## EXERCISE REQUIREMENTS
Reproduce the records that follow in full, excluding any picture they contain.

** Start **

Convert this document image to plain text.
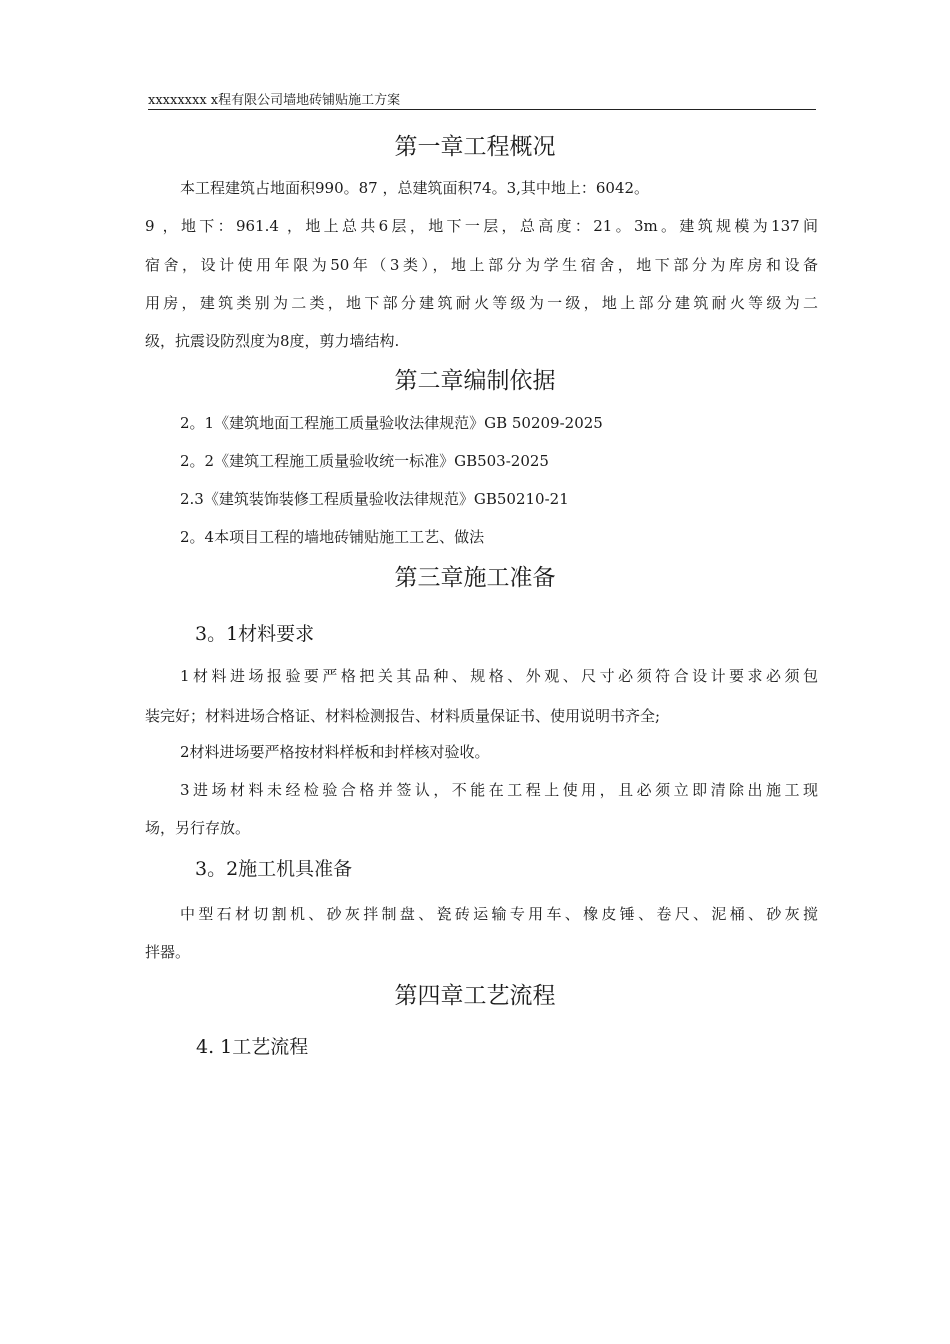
xxxxxxxx x程有限公司墙地砖铺贴施工方案
第一章工程概况
本工程建筑占地面积990。87 ，总建筑面积74。3,其中地上：6042。
9 ，地下：961.4 ，地上总共6层，地下一层，总高度：21。3m。建筑规模为137间
宿舍，设计使用年限为50年（3类），地上部分为学生宿舍，地下部分为库房和设备
用房，建筑类别为二类，地下部分建筑耐火等级为一级，地上部分建筑耐火等级为二
级，抗震设防烈度为8度，剪力墙结构.
第二章编制依据
2。1《建筑地面工程施工质量验收法律规范》GB 50209-2025
2。2《建筑工程施工质量验收统一标准》GB503-2025
2.3《建筑装饰装修工程质量验收法律规范》GB50210-21
2。4本项目工程的墙地砖铺贴施工工艺、做法
第三章施工准备
3。1材料要求
1材料进场报验要严格把关其品种、规格、外观、尺寸必须符合设计要求必须包
装完好；材料进场合格证、材料检测报告、材料质量保证书、使用说明书齐全;
2材料进场要严格按材料样板和封样核对验收。
3进场材料未经检验合格并签认，不能在工程上使用，且必须立即清除出施工现
场，另行存放。
3。2施工机具准备
中型石材切割机、砂灰拌制盘、瓷砖运输专用车、橡皮锤、卷尺、泥桶、砂灰搅
拌器。
第四章工艺流程
4. 1工艺流程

** End **

## COMPLETED EXERCISE
Convert this document image to plain text.
xxxxxxxx x程有限公司墙地砖铺贴施工方案
第一章工程概况
本工程建筑占地面积990。87 ，总建筑面积74。3,其中地上：6042。
9 ，地下：961.4 ，地上总共6层，地下一层，总高度：21。3m。建筑规模为137间
宿舍，设计使用年限为50年（3类），地上部分为学生宿舍，地下部分为库房和设备
用房，建筑类别为二类，地下部分建筑耐火等级为一级，地上部分建筑耐火等级为二
级，抗震设防烈度为8度，剪力墙结构.
第二章编制依据
2。1《建筑地面工程施工质量验收法律规范》GB 50209-2025
2。2《建筑工程施工质量验收统一标准》GB503-2025
2.3《建筑装饰装修工程质量验收法律规范》GB50210-21
2。4本项目工程的墙地砖铺贴施工工艺、做法
第三章施工准备
3。1材料要求
1材料进场报验要严格把关其品种、规格、外观、尺寸必须符合设计要求必须包
装完好；材料进场合格证、材料检测报告、材料质量保证书、使用说明书齐全;
2材料进场要严格按材料样板和封样核对验收。
3进场材料未经检验合格并签认，不能在工程上使用，且必须立即清除出施工现
场，另行存放。
3。2施工机具准备
中型石材切割机、砂灰拌制盘、瓷砖运输专用车、橡皮锤、卷尺、泥桶、砂灰搅
拌器。
第四章工艺流程
4. 1工艺流程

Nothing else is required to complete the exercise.